Instruction
Identify all lines below that hold "document" and collect them.
BEGIN Source material
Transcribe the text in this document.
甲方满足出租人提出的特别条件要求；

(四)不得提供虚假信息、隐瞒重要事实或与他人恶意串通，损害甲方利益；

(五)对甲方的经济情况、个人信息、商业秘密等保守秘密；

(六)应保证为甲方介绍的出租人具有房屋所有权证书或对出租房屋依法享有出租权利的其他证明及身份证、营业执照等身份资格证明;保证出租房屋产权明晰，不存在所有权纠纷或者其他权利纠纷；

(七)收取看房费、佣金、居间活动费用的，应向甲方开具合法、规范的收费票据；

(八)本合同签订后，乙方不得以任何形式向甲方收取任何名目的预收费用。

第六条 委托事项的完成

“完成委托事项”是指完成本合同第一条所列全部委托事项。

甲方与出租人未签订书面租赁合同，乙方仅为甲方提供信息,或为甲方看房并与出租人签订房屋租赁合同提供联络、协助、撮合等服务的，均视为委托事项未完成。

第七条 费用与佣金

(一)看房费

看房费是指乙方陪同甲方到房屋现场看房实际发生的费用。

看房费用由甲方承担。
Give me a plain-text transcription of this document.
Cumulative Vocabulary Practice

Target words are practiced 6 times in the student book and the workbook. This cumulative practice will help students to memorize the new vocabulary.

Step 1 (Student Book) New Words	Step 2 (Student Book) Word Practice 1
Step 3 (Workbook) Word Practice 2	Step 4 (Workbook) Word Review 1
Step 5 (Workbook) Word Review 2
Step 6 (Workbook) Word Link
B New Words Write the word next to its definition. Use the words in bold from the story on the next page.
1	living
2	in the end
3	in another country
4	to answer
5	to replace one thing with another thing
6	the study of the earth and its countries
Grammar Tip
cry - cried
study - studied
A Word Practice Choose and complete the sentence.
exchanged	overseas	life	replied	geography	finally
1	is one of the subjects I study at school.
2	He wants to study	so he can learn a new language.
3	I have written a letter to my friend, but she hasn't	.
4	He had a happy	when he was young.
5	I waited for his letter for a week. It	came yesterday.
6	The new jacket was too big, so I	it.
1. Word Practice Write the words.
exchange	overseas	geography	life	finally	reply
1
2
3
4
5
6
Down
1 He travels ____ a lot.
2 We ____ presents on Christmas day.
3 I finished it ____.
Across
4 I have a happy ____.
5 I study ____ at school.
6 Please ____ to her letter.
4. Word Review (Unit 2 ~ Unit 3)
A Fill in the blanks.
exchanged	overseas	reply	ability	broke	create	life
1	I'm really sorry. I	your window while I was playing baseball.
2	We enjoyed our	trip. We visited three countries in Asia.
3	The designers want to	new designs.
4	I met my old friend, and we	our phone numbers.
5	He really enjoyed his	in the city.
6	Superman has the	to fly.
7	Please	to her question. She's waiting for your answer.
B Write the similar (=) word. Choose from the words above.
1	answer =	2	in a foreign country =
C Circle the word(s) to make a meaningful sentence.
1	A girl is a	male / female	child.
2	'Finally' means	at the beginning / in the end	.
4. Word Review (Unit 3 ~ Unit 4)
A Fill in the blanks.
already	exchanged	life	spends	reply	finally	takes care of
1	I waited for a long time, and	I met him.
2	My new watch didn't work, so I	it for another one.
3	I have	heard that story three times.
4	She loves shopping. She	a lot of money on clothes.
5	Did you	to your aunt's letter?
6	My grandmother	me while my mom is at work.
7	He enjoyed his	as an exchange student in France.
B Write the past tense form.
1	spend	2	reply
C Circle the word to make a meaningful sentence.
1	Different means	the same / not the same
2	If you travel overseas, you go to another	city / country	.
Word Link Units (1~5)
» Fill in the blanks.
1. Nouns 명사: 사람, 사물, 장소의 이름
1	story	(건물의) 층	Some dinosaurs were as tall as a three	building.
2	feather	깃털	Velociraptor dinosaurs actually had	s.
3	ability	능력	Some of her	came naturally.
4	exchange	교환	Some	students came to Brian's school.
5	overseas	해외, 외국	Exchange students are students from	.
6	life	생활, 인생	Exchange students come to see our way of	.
END Source material
Solution to this exercise
Transcribe the text in this document.
Give me a plain-text transcription of this document.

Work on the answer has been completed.